━━━━━ Records for this exercise ━━━━━

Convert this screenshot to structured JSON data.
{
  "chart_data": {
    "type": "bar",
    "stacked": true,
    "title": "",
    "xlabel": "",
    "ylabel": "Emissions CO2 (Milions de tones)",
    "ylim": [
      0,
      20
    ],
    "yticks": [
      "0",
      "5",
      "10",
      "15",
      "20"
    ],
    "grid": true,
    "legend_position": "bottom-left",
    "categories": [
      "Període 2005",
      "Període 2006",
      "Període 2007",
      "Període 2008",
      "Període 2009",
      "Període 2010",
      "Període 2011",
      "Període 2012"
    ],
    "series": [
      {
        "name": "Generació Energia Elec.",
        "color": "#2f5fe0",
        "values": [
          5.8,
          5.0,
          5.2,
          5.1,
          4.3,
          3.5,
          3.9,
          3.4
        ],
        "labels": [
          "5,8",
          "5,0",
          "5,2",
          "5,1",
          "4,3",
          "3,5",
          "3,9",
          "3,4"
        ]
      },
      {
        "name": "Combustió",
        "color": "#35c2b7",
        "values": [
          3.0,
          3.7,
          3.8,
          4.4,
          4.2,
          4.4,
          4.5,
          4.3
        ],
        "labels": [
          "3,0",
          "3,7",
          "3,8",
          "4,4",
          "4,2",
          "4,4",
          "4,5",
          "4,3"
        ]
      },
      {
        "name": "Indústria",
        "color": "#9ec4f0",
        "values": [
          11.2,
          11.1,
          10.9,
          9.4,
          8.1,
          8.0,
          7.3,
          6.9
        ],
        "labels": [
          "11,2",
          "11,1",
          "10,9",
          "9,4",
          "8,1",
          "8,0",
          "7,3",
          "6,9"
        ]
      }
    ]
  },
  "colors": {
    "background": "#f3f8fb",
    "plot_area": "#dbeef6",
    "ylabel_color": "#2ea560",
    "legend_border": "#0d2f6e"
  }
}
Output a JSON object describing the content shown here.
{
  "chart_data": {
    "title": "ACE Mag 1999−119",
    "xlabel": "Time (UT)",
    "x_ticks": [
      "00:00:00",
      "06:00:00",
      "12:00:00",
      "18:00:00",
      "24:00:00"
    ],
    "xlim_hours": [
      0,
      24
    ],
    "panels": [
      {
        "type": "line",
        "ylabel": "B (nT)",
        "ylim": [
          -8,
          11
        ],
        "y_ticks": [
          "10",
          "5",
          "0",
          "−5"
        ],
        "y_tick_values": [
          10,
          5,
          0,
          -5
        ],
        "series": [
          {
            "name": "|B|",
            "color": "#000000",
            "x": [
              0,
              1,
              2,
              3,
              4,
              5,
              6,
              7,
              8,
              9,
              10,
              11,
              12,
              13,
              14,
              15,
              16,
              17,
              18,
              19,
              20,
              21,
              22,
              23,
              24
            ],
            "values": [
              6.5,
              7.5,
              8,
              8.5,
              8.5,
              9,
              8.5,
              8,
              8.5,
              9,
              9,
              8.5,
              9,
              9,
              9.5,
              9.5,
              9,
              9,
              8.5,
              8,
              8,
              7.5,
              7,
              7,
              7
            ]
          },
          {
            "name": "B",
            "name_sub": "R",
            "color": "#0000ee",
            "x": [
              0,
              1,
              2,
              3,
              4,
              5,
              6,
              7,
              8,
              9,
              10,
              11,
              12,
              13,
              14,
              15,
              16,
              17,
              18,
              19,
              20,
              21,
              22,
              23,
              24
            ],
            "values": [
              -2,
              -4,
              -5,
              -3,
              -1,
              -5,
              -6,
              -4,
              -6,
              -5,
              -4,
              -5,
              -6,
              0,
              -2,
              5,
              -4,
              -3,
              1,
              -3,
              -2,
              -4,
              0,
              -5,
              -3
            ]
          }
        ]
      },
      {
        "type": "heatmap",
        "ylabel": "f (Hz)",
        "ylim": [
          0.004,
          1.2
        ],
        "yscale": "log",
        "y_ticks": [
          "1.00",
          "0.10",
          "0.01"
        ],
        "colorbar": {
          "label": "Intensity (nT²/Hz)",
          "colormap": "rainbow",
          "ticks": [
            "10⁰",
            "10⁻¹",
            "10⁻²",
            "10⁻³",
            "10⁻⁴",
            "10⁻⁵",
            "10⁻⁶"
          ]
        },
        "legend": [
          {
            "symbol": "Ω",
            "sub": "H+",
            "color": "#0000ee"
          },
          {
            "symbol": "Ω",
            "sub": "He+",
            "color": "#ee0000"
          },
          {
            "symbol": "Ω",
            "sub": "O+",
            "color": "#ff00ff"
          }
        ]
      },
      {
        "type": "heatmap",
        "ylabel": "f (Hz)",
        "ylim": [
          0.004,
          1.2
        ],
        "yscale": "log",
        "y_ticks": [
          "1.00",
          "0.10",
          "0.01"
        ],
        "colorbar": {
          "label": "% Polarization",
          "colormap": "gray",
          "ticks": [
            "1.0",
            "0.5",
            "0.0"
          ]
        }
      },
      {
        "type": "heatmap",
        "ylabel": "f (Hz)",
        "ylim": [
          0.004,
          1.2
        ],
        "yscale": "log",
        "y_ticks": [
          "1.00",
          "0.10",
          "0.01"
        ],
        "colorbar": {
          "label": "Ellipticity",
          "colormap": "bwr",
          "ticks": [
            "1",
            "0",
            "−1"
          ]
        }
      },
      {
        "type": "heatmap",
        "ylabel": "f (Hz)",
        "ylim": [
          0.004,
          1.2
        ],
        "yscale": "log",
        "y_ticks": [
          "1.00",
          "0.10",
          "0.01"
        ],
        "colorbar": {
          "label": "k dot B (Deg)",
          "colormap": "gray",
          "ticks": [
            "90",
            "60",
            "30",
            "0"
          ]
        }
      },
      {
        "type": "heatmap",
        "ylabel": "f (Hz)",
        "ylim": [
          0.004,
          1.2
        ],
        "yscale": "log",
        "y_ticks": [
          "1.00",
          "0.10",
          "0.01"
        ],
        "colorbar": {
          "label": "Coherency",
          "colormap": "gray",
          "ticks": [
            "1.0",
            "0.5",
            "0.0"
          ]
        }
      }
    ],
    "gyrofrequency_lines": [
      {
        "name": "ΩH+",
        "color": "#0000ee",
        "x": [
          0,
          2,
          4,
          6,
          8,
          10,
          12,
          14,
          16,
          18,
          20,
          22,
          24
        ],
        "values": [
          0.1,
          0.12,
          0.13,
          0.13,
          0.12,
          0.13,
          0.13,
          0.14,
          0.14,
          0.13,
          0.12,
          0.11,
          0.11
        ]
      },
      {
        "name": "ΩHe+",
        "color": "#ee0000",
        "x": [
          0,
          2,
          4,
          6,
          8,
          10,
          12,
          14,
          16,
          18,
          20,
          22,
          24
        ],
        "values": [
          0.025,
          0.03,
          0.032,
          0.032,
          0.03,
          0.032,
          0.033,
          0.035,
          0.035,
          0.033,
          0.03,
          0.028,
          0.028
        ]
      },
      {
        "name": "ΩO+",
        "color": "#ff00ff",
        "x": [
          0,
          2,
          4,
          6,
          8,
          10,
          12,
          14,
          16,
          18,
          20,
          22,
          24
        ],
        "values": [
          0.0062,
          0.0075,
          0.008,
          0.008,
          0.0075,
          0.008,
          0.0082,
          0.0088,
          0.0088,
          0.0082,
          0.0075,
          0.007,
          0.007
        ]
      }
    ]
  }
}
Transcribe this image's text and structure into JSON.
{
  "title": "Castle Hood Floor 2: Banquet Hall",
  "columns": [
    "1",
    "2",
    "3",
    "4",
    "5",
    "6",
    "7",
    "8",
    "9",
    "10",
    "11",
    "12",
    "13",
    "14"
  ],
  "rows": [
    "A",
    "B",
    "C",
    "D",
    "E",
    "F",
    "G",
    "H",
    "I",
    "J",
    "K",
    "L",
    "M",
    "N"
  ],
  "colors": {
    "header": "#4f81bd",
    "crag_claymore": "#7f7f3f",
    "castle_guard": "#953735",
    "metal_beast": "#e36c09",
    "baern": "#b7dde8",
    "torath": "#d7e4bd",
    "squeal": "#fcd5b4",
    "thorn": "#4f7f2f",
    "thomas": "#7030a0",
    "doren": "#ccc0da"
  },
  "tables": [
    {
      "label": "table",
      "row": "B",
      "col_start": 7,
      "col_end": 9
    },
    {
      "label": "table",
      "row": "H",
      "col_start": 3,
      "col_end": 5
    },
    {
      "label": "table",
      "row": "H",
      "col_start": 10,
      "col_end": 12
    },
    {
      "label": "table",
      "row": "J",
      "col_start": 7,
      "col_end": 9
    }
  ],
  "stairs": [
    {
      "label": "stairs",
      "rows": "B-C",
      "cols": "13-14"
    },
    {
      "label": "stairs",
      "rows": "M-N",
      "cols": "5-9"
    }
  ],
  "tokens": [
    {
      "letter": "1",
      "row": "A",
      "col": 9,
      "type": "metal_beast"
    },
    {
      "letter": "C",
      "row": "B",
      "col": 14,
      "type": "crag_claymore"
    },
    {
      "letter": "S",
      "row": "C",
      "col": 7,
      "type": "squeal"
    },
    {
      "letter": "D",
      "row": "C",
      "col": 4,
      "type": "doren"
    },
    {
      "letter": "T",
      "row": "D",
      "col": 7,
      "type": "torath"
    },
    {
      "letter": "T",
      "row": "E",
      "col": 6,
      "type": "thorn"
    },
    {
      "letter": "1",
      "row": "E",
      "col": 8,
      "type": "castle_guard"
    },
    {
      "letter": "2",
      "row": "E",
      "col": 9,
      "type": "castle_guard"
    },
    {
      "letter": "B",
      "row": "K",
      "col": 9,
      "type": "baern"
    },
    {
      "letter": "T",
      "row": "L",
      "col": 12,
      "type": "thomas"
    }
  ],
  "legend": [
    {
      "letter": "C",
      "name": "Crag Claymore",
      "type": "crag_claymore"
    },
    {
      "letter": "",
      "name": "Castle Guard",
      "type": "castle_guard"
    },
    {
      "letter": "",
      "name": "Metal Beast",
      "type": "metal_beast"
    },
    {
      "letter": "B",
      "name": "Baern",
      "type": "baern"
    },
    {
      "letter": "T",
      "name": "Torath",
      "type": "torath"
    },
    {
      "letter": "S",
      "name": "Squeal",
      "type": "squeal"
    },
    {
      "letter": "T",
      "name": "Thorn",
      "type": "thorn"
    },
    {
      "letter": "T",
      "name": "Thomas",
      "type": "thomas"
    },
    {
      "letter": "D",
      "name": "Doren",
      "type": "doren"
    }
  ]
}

━━━━━

▶ _Task to complete_
Find the string "Període" in the listing and return every line that holds it.

▶ _Full response_
      "Període 2005",
      "Període 2006",
      "Període 2007",
      "Període 2008",
      "Període 2009",
      "Període 2010",
      "Període 2011",
      "Període 2012"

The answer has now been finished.